# Data shown start

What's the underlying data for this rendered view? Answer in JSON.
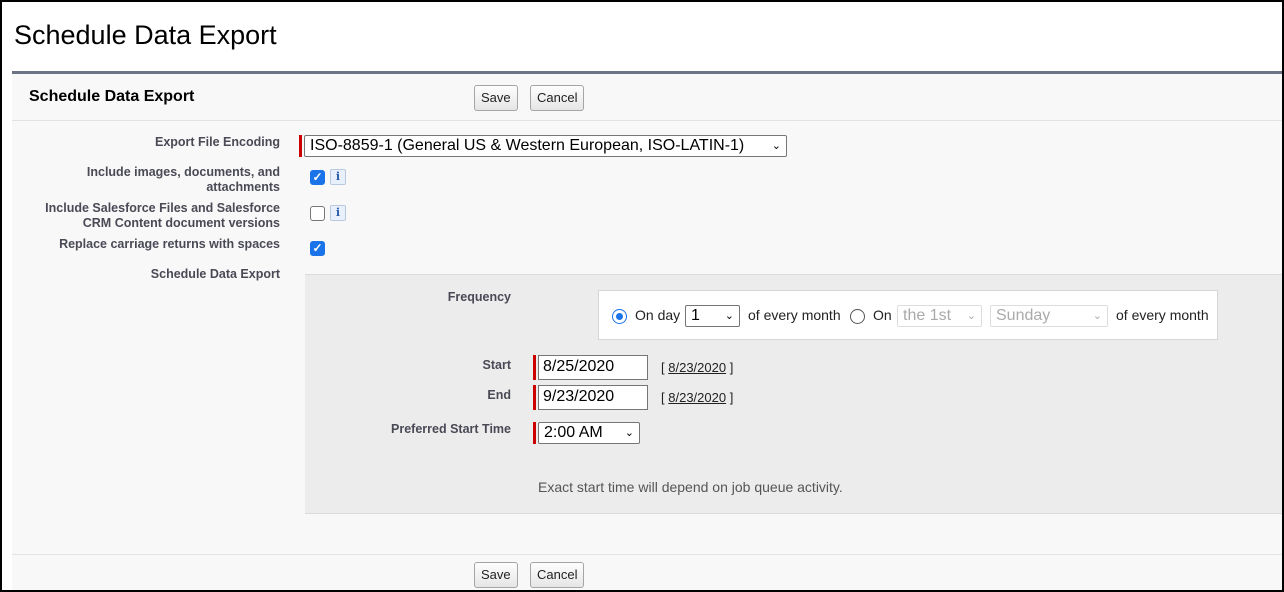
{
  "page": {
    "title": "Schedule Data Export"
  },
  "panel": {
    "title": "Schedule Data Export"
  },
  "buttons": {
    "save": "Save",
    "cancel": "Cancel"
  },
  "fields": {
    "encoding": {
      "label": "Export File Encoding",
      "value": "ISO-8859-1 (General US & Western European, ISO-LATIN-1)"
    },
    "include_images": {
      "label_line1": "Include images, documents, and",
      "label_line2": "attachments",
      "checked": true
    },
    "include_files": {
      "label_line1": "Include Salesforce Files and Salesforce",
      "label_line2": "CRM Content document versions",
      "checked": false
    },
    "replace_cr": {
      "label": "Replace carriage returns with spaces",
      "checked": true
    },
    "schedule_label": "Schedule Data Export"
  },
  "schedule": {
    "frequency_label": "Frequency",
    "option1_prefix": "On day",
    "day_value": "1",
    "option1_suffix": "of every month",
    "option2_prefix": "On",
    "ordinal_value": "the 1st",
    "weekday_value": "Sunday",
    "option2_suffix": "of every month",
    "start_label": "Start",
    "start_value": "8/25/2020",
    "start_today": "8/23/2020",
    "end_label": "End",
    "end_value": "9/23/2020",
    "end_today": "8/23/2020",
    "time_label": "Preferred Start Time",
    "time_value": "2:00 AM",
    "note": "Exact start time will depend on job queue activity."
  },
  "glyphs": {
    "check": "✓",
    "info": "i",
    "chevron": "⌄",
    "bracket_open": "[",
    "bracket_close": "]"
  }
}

# Data shown end
# Data shown start

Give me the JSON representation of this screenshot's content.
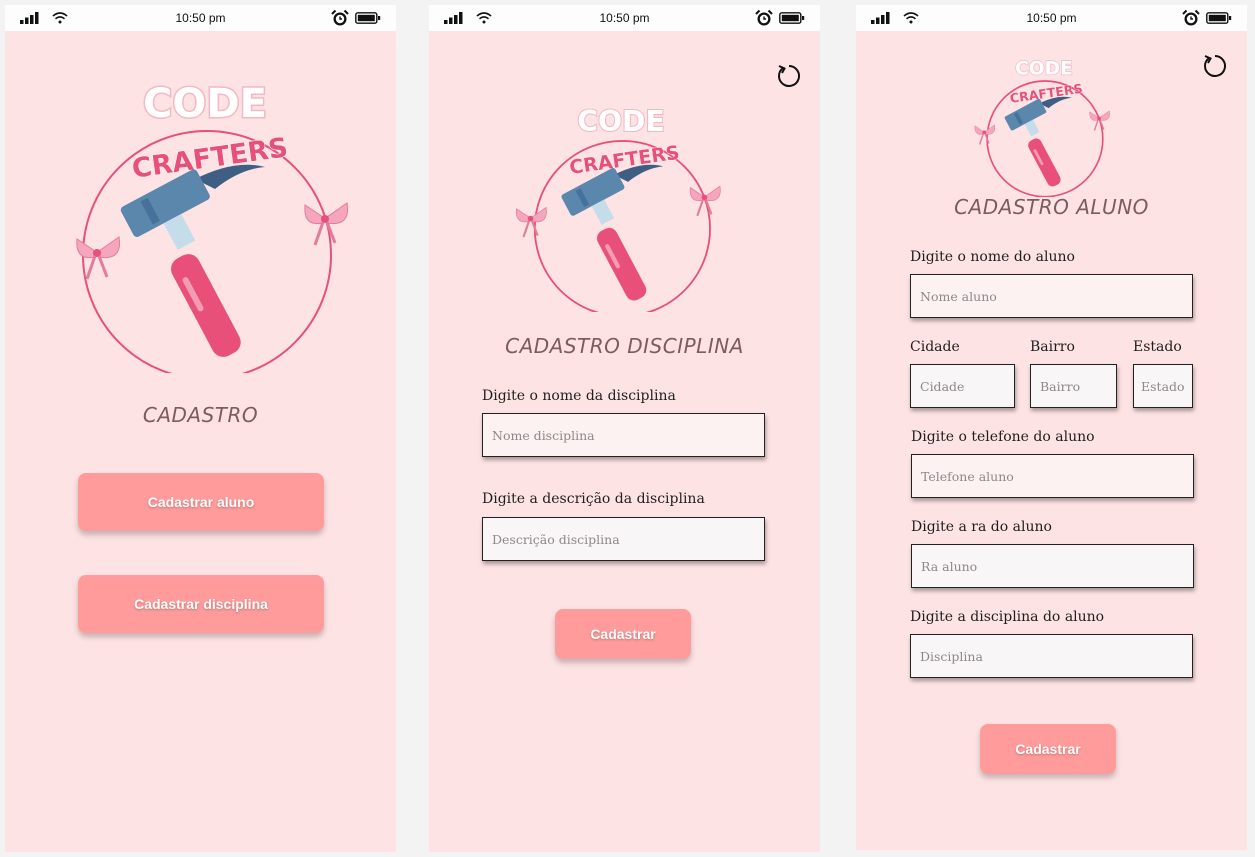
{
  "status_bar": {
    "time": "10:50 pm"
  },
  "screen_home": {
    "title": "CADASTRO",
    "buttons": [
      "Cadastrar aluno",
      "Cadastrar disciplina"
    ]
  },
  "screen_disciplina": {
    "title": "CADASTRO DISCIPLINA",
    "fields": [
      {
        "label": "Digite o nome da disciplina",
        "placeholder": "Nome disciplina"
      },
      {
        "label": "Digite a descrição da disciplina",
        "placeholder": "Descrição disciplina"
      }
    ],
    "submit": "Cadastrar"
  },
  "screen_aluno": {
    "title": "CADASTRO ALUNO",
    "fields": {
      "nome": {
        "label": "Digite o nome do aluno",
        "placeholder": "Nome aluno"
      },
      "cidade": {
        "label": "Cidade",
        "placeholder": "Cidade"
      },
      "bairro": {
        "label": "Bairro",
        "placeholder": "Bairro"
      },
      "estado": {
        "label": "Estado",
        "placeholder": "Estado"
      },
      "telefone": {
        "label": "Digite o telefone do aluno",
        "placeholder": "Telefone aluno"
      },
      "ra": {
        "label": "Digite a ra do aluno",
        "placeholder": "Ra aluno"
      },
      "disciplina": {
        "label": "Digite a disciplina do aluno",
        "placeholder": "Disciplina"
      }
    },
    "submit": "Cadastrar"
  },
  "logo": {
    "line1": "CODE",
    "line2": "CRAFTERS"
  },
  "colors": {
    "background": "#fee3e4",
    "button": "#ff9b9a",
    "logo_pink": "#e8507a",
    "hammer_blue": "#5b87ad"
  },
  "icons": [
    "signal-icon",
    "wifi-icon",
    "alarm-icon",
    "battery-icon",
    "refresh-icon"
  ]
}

# Data shown end

Problem statement
Track down all lines above with the string "Export" and copy them.

Complete answer
    "title": "Schedule Data Export"
    "title": "Schedule Data Export"
      "label": "Export File Encoding",
    "schedule_label": "Schedule Data Export"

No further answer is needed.